Requirement: Sift the listing for lines that hold the string "Office" and pull them out.
** START OF Supplied records **
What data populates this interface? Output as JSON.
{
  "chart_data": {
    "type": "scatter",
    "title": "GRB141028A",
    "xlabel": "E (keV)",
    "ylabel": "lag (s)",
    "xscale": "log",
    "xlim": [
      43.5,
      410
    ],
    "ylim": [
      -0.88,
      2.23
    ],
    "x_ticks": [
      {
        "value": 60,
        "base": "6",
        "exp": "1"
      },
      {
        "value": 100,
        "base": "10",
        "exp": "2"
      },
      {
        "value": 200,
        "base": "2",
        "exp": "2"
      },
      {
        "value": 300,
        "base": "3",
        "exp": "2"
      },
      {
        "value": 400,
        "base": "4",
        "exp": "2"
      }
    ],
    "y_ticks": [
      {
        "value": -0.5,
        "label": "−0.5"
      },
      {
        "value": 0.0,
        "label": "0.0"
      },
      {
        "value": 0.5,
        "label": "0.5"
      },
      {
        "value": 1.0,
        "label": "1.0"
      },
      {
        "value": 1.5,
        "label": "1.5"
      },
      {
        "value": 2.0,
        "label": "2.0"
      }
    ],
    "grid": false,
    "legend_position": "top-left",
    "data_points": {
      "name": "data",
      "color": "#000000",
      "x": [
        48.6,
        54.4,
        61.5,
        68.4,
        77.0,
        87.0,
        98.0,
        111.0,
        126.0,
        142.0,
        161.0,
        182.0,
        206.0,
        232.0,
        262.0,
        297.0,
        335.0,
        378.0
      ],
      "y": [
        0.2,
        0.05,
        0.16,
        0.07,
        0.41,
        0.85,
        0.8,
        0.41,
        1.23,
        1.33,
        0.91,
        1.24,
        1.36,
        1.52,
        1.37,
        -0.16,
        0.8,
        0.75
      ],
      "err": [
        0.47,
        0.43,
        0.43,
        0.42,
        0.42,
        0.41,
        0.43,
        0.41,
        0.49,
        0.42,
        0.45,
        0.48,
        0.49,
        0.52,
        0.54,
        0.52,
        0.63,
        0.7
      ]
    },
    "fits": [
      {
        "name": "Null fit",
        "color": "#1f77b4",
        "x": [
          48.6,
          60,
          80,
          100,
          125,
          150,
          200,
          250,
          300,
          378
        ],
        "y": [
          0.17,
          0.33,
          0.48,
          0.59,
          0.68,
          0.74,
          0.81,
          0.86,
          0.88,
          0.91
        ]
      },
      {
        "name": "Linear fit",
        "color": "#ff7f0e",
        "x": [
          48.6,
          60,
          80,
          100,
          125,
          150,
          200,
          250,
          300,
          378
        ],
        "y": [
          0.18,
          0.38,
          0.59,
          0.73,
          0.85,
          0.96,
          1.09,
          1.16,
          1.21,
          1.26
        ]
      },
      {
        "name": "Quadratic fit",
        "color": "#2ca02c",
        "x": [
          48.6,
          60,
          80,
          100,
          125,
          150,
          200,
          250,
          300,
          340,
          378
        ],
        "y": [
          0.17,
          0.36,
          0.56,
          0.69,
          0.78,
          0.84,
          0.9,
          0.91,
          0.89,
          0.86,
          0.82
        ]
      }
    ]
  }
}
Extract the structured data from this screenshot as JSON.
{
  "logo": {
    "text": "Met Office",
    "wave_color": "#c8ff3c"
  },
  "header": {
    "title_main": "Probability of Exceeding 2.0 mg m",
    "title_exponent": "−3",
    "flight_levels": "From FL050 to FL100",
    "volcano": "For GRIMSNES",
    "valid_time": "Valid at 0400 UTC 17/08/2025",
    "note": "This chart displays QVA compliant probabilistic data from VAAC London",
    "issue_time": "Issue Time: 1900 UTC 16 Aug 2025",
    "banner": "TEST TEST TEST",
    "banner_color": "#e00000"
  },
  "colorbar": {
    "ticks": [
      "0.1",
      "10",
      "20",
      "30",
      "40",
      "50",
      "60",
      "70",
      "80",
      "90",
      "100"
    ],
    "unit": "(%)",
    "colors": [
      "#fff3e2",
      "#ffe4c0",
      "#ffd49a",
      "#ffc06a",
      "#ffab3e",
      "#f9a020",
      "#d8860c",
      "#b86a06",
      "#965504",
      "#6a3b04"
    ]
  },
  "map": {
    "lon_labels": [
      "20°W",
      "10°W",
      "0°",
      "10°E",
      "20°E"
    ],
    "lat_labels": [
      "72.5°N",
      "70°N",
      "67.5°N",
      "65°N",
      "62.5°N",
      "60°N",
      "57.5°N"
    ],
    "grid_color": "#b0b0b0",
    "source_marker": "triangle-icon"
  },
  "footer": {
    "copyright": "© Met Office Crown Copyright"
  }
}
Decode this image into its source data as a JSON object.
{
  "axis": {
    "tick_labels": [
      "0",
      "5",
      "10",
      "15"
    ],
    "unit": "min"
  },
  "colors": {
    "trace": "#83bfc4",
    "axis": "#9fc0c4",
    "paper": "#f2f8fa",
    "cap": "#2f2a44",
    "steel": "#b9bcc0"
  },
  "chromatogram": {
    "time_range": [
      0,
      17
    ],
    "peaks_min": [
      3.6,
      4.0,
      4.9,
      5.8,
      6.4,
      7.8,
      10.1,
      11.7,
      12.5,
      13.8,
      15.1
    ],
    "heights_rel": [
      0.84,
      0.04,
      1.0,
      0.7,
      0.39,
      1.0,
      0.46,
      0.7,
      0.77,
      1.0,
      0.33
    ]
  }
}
** END OF Supplied records **
Output of the exercise:
    "text": "Met Office",
    "copyright": "© Met Office Crown Copyright"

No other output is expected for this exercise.